** Problem details **
Pictures stay out of the copy; set down each line of the listing below exactly.

Stored items
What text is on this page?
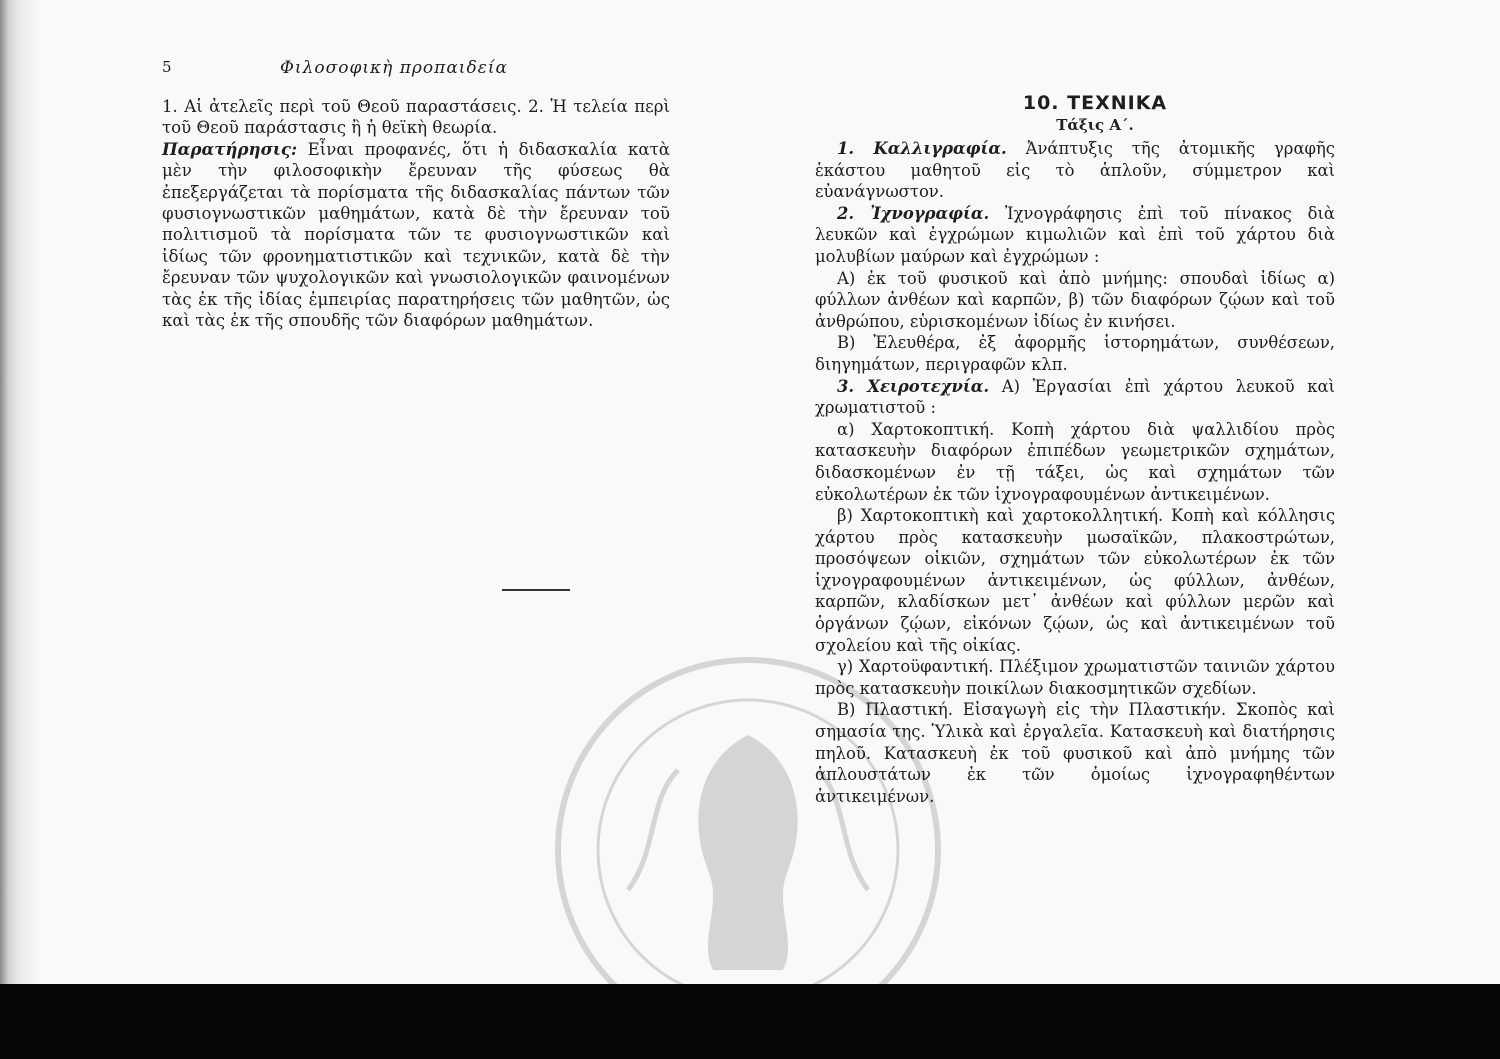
5	Φιλοσοφικὴ προπαιδεία

1. Αἱ ἀτελεῖς περὶ τοῦ Θεοῦ παραστάσεις. 2. Ἡ τελεία περὶ τοῦ Θεοῦ παράστασις ἢ ἡ θεϊκὴ θεωρία.

Παρατήρησις: Εἶναι προφανές, ὅτι ἡ διδασκαλία κατὰ μὲν τὴν φιλοσοφικὴν ἔρευναν τῆς φύσεως θὰ ἐπεξεργάζεται τὰ πορίσματα τῆς διδασκαλίας πάντων τῶν φυσιογνωστικῶν μαθημάτων, κατὰ δὲ τὴν ἔρευναν τοῦ πολιτισμοῦ τὰ πορίσματα τῶν τε φυσιογνωστικῶν καὶ ἰδίως τῶν φρονηματιστικῶν καὶ τεχνικῶν, κατὰ δὲ τὴν ἔρευναν τῶν ψυχολογικῶν καὶ γνωσιολογικῶν φαινομένων τὰς ἐκ τῆς ἰδίας ἐμπειρίας παρατηρήσεις τῶν μαθητῶν, ὡς καὶ τὰς ἐκ τῆς σπουδῆς τῶν διαφόρων μαθημάτων.

10. ΤΕΧΝΙΚΑ
Τάξις Α΄.

1. Καλλιγραφία. Ἀνάπτυξις τῆς ἀτομικῆς γραφῆς ἑκάστου μαθητοῦ εἰς τὸ ἁπλοῦν, σύμμετρον καὶ εὐανάγνωστον.

2. Ἰχνογραφία. Ἰχνογράφησις ἐπὶ τοῦ πίνακος διὰ λευκῶν καὶ ἐγχρώμων κιμωλιῶν καὶ ἐπὶ τοῦ χάρτου διὰ μολυβίων μαύρων καὶ ἐγχρώμων :

Α) ἐκ τοῦ φυσικοῦ καὶ ἀπὸ μνήμης: σπουδαὶ ἰδίως α) φύλλων ἀνθέων καὶ καρπῶν, β) τῶν διαφόρων ζῴων καὶ τοῦ ἀνθρώπου, εὑρισκομένων ἰδίως ἐν κινήσει.

Β) Ἐλευθέρα, ἐξ ἀφορμῆς ἱστορημάτων, συνθέσεων, διηγημάτων, περιγραφῶν κλπ.

3. Χειροτεχνία. Α) Ἐργασίαι ἐπὶ χάρτου λευκοῦ καὶ χρωματιστοῦ :

α) Χαρτοκοπτική. Κοπὴ χάρτου διὰ ψαλλιδίου πρὸς κατασκευὴν διαφόρων ἐπιπέδων γεωμετρικῶν σχημάτων, διδασκομένων ἐν τῇ τάξει, ὡς καὶ σχημάτων τῶν εὐκολωτέρων ἐκ τῶν ἰχνογραφουμένων ἀντικειμένων.

β) Χαρτοκοπτικὴ καὶ χαρτοκολλητική. Κοπὴ καὶ κόλλησις χάρτου πρὸς κατασκευὴν μωσαϊκῶν, πλακοστρώτων, προσόψεων οἰκιῶν, σχημάτων τῶν εὐκολωτέρων ἐκ τῶν ἰχνογραφουμένων ἀντικειμένων, ὡς φύλλων, ἀνθέων, καρπῶν, κλαδίσκων μετ᾽ ἀνθέων καὶ φύλλων μερῶν καὶ ὀργάνων ζῴων, εἰκόνων ζῴων, ὡς καὶ ἀντικειμένων τοῦ σχολείου καὶ τῆς οἰκίας.

γ) Χαρτοϋφαντική. Πλέξιμον χρωματιστῶν ταινιῶν χάρτου πρὸς κατασκευὴν ποικίλων διακοσμητικῶν σχεδίων.

Β) Πλαστική. Εἰσαγωγὴ εἰς τὴν Πλαστικήν. Σκοπὸς καὶ σημασία της. Ὑλικὰ καὶ ἐργαλεῖα. Κατασκευὴ καὶ διατήρησις πηλοῦ. Κατασκευὴ ἐκ τοῦ φυσικοῦ καὶ ἀπὸ μνήμης τῶν ἁπλουστάτων ἐκ τῶν ὁμοίως ἰχνογραφηθέντων ἀντικειμένων.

** Written answer **
What text is on this page?
5	Φιλοσοφικὴ προπαιδεία

1. Αἱ ἀτελεῖς περὶ τοῦ Θεοῦ παραστάσεις. 2. Ἡ τελεία περὶ τοῦ Θεοῦ παράστασις ἢ ἡ θεϊκὴ θεωρία.

Παρατήρησις: Εἶναι προφανές, ὅτι ἡ διδασκαλία κατὰ μὲν τὴν φιλοσοφικὴν ἔρευναν τῆς φύσεως θὰ ἐπεξεργάζεται τὰ πορίσματα τῆς διδασκαλίας πάντων τῶν φυσιογνωστικῶν μαθημάτων, κατὰ δὲ τὴν ἔρευναν τοῦ πολιτισμοῦ τὰ πορίσματα τῶν τε φυσιογνωστικῶν καὶ ἰδίως τῶν φρονηματιστικῶν καὶ τεχνικῶν, κατὰ δὲ τὴν ἔρευναν τῶν ψυχολογικῶν καὶ γνωσιολογικῶν φαινομένων τὰς ἐκ τῆς ἰδίας ἐμπειρίας παρατηρήσεις τῶν μαθητῶν, ὡς καὶ τὰς ἐκ τῆς σπουδῆς τῶν διαφόρων μαθημάτων.

10. ΤΕΧΝΙΚΑ
Τάξις Α΄.

1. Καλλιγραφία. Ἀνάπτυξις τῆς ἀτομικῆς γραφῆς ἑκάστου μαθητοῦ εἰς τὸ ἁπλοῦν, σύμμετρον καὶ εὐανάγνωστον.

2. Ἰχνογραφία. Ἰχνογράφησις ἐπὶ τοῦ πίνακος διὰ λευκῶν καὶ ἐγχρώμων κιμωλιῶν καὶ ἐπὶ τοῦ χάρτου διὰ μολυβίων μαύρων καὶ ἐγχρώμων :

Α) ἐκ τοῦ φυσικοῦ καὶ ἀπὸ μνήμης: σπουδαὶ ἰδίως α) φύλλων ἀνθέων καὶ καρπῶν, β) τῶν διαφόρων ζῴων καὶ τοῦ ἀνθρώπου, εὑρισκομένων ἰδίως ἐν κινήσει.

Β) Ἐλευθέρα, ἐξ ἀφορμῆς ἱστορημάτων, συνθέσεων, διηγημάτων, περιγραφῶν κλπ.

3. Χειροτεχνία. Α) Ἐργασίαι ἐπὶ χάρτου λευκοῦ καὶ χρωματιστοῦ :

α) Χαρτοκοπτική. Κοπὴ χάρτου διὰ ψαλλιδίου πρὸς κατασκευὴν διαφόρων ἐπιπέδων γεωμετρικῶν σχημάτων, διδασκομένων ἐν τῇ τάξει, ὡς καὶ σχημάτων τῶν εὐκολωτέρων ἐκ τῶν ἰχνογραφουμένων ἀντικειμένων.

β) Χαρτοκοπτικὴ καὶ χαρτοκολλητική. Κοπὴ καὶ κόλλησις χάρτου πρὸς κατασκευὴν μωσαϊκῶν, πλακοστρώτων, προσόψεων οἰκιῶν, σχημάτων τῶν εὐκολωτέρων ἐκ τῶν ἰχνογραφουμένων ἀντικειμένων, ὡς φύλλων, ἀνθέων, καρπῶν, κλαδίσκων μετ᾽ ἀνθέων καὶ φύλλων μερῶν καὶ ὀργάνων ζῴων, εἰκόνων ζῴων, ὡς καὶ ἀντικειμένων τοῦ σχολείου καὶ τῆς οἰκίας.

γ) Χαρτοϋφαντική. Πλέξιμον χρωματιστῶν ταινιῶν χάρτου πρὸς κατασκευὴν ποικίλων διακοσμητικῶν σχεδίων.

Β) Πλαστική. Εἰσαγωγὴ εἰς τὴν Πλαστικήν. Σκοπὸς καὶ σημασία της. Ὑλικὰ καὶ ἐργαλεῖα. Κατασκευὴ καὶ διατήρησις πηλοῦ. Κατασκευὴ ἐκ τοῦ φυσικοῦ καὶ ἀπὸ μνήμης τῶν ἁπλουστάτων ἐκ τῶν ὁμοίως ἰχνογραφηθέντων ἀντικειμένων.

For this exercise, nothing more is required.